** begin **

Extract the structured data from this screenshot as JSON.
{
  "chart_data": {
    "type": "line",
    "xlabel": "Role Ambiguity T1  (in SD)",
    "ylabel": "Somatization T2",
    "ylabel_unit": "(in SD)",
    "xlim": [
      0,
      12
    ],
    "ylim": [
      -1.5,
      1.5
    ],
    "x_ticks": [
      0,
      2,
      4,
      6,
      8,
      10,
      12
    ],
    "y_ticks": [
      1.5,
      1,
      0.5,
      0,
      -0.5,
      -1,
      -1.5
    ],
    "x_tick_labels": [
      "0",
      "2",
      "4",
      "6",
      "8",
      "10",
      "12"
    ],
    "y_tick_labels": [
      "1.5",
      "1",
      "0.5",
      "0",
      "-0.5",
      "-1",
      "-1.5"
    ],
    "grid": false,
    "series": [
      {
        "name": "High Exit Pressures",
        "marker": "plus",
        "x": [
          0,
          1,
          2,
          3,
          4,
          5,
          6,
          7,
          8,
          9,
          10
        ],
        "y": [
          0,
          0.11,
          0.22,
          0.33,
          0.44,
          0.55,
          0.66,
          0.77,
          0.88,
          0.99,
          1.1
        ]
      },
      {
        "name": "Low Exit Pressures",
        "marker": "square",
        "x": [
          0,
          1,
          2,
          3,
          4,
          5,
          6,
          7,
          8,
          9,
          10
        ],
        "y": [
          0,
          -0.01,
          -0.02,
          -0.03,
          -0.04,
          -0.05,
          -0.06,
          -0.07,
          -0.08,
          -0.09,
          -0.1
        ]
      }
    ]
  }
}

** end **

## PROBLEM
Write every record out again, unaltered.

## SOLVED PROBLEM
Extract the structured data from this screenshot as JSON.
{
  "chart_data": {
    "type": "line",
    "xlabel": "Role Ambiguity T1  (in SD)",
    "ylabel": "Somatization T2",
    "ylabel_unit": "(in SD)",
    "xlim": [
      0,
      12
    ],
    "ylim": [
      -1.5,
      1.5
    ],
    "x_ticks": [
      0,
      2,
      4,
      6,
      8,
      10,
      12
    ],
    "y_ticks": [
      1.5,
      1,
      0.5,
      0,
      -0.5,
      -1,
      -1.5
    ],
    "x_tick_labels": [
      "0",
      "2",
      "4",
      "6",
      "8",
      "10",
      "12"
    ],
    "y_tick_labels": [
      "1.5",
      "1",
      "0.5",
      "0",
      "-0.5",
      "-1",
      "-1.5"
    ],
    "grid": false,
    "series": [
      {
        "name": "High Exit Pressures",
        "marker": "plus",
        "x": [
          0,
          1,
          2,
          3,
          4,
          5,
          6,
          7,
          8,
          9,
          10
        ],
        "y": [
          0,
          0.11,
          0.22,
          0.33,
          0.44,
          0.55,
          0.66,
          0.77,
          0.88,
          0.99,
          1.1
        ]
      },
      {
        "name": "Low Exit Pressures",
        "marker": "square",
        "x": [
          0,
          1,
          2,
          3,
          4,
          5,
          6,
          7,
          8,
          9,
          10
        ],
        "y": [
          0,
          -0.01,
          -0.02,
          -0.03,
          -0.04,
          -0.05,
          -0.06,
          -0.07,
          -0.08,
          -0.09,
          -0.1
        ]
      }
    ]
  }
}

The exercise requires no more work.